## Information provided
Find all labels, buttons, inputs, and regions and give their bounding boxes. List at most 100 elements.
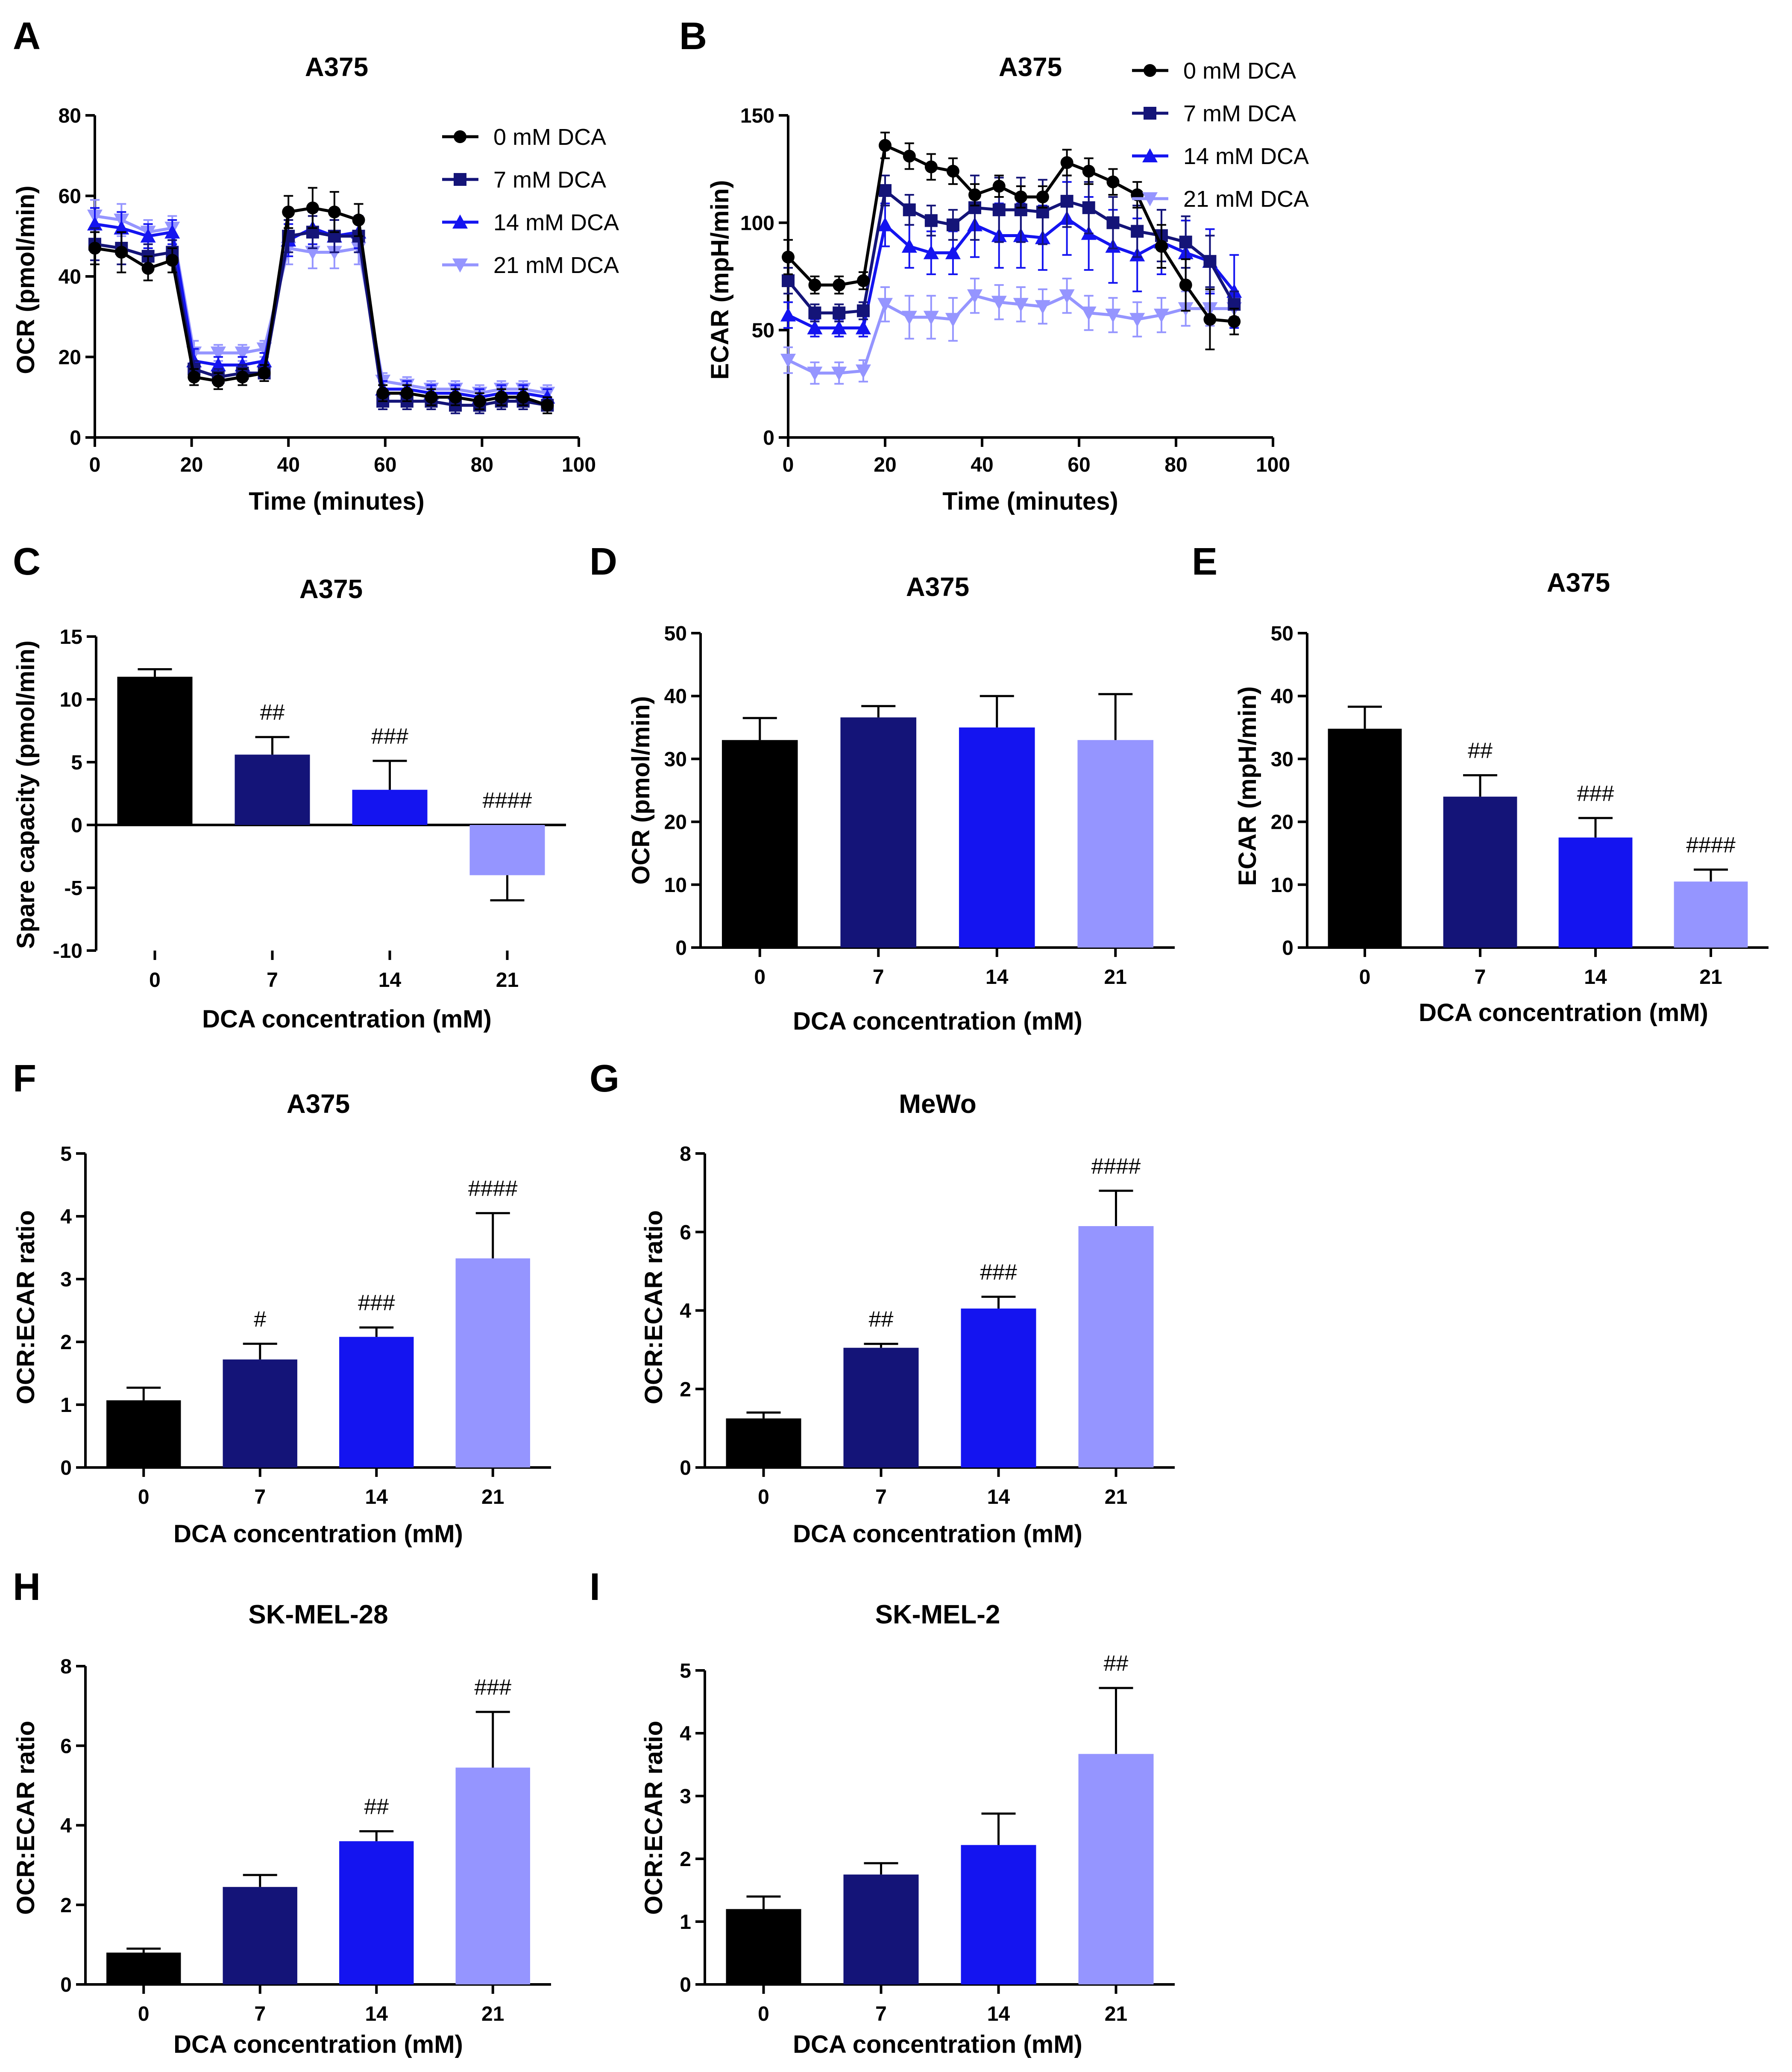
data-point [1179, 279, 1192, 292]
data-point [833, 279, 846, 292]
x-axis-label: DCA concentration (mM) [793, 1007, 1082, 1035]
x-tick-label: 21 [1105, 2003, 1127, 2025]
data-point [1142, 148, 1158, 162]
data-point [903, 203, 916, 217]
panel-d: D A375 DCA concentration (mM) OCR (pmol/… [590, 540, 1175, 1035]
data-point [992, 179, 1006, 193]
bar [352, 789, 428, 825]
y-tick-label: 0 [60, 1457, 72, 1479]
significance-label: #### [1686, 833, 1736, 857]
data-point [454, 173, 466, 186]
bar [959, 727, 1035, 948]
x-tick-label: 80 [471, 454, 493, 476]
data-point [1059, 289, 1075, 304]
y-tick-label: 4 [680, 1300, 691, 1323]
panel-letter-i: I [590, 1566, 600, 1608]
data-point [449, 390, 462, 404]
y-tick-label: 60 [59, 185, 81, 208]
series-line [787, 294, 1235, 375]
legend-item-label: 0 mM DCA [493, 124, 606, 150]
data-point [879, 184, 892, 197]
data-point [454, 130, 466, 143]
data-point [1228, 315, 1241, 328]
y-tick-label: 4 [60, 1815, 72, 1837]
data-point [901, 238, 917, 253]
bar [726, 1418, 801, 1467]
data-point [328, 205, 341, 219]
x-tick-label: 60 [374, 454, 396, 476]
data-point [211, 375, 225, 388]
y-tick-label: 2 [680, 1378, 691, 1401]
series-line [94, 223, 548, 399]
data-point [1035, 300, 1050, 314]
bar [339, 1841, 414, 1984]
data-point [780, 307, 796, 322]
x-axis-label: Time (minutes) [249, 487, 424, 515]
x-tick-label: 20 [874, 454, 896, 476]
x-axis-label: DCA concentration (mM) [793, 2031, 1082, 2058]
data-point [967, 289, 983, 304]
significance-label: ### [371, 724, 408, 749]
legend-item-label: 7 mM DCA [1183, 101, 1296, 126]
x-tick-label: 0 [758, 1486, 769, 1509]
chart-title: A375 [299, 575, 363, 604]
y-tick-label: 50 [1271, 622, 1293, 645]
data-point [782, 274, 795, 288]
y-tick-label: 0 [763, 427, 774, 449]
series-2 [87, 207, 555, 406]
y-tick-label: 1 [60, 1394, 72, 1417]
significance-label: ## [260, 700, 285, 725]
x-tick-label: 14 [365, 2003, 388, 2025]
x-tick-label: 7 [254, 1486, 266, 1509]
data-point [807, 320, 823, 335]
bar [961, 1308, 1036, 1467]
data-point [1144, 107, 1156, 120]
y-tick-label: 0 [70, 427, 81, 449]
data-point [236, 370, 249, 384]
data-point [452, 214, 468, 229]
x-tick-label: 40 [971, 454, 993, 476]
data-point [210, 346, 226, 361]
panel-i: I SK-MEL-2 DCA concentration (mM) OCR:EC… [590, 1566, 1175, 2058]
bar [117, 677, 193, 825]
y-tick-label: 0 [71, 814, 82, 837]
x-tick-label: 100 [562, 454, 596, 476]
y-axis-label: OCR:ECAR ratio [12, 1210, 40, 1404]
x-tick-label: 21 [496, 969, 519, 992]
data-point [855, 320, 871, 335]
data-point [1060, 156, 1073, 169]
data-point [1179, 235, 1192, 249]
chart-title: A375 [1547, 568, 1610, 598]
data-point [808, 279, 821, 292]
panel-letter-b: B [679, 15, 707, 58]
data-point [306, 201, 319, 214]
series-line [94, 214, 548, 395]
data-point [1081, 306, 1097, 321]
data-point [831, 320, 847, 335]
y-tick-label: 5 [680, 1660, 691, 1682]
plot-area: -10 -5 0 5 10 15 0 7 ## 14 ### 21 #### [53, 626, 566, 992]
y-tick-label: -10 [53, 940, 82, 963]
data-point [1014, 191, 1027, 204]
y-tick-label: 4 [680, 1723, 691, 1745]
y-tick-label: 5 [71, 751, 82, 774]
chart-title: A375 [287, 1089, 350, 1119]
y-tick-label: 0 [680, 1974, 691, 1996]
data-point [305, 246, 320, 260]
plot-area: 0 2 4 6 8 0 7 ## 14 ### 21 #### [680, 1143, 1175, 1509]
data-point [945, 245, 961, 259]
x-tick-label: 20 [180, 454, 203, 476]
x-tick-label: 7 [875, 1486, 887, 1509]
data-point [924, 160, 938, 173]
data-point [400, 387, 414, 400]
y-tick-label: 10 [1271, 874, 1293, 897]
y-tick-label: 50 [752, 320, 774, 342]
bar [1443, 796, 1517, 948]
series-line [94, 230, 548, 407]
x-tick-label: 0 [138, 2003, 150, 2025]
data-point [1142, 192, 1158, 206]
data-point [1144, 64, 1156, 77]
data-point [877, 298, 893, 312]
significance-label: #### [468, 1177, 518, 1201]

## Challenge
Retype the lines from the one that contains "data-point [1179, 279, 1192, 292]" through the one that contains "y-tick-label: 4 [680, 1300, 691, 1323]", keeping each line unchanged.

## Correct answer
data-point [1179, 279, 1192, 292]
data-point [833, 279, 846, 292]
x-axis-label: DCA concentration (mM) [793, 1007, 1082, 1035]
x-tick-label: 21 [1105, 2003, 1127, 2025]
data-point [1142, 148, 1158, 162]
data-point [903, 203, 916, 217]
panel-d: D A375 DCA concentration (mM) OCR (pmol/… [590, 540, 1175, 1035]
data-point [992, 179, 1006, 193]
bar [352, 789, 428, 825]
y-tick-label: 0 [60, 1457, 72, 1479]
significance-label: #### [1686, 833, 1736, 857]
data-point [454, 173, 466, 186]
bar [959, 727, 1035, 948]
x-tick-label: 80 [471, 454, 493, 476]
data-point [1059, 289, 1075, 304]
y-tick-label: 4 [680, 1300, 691, 1323]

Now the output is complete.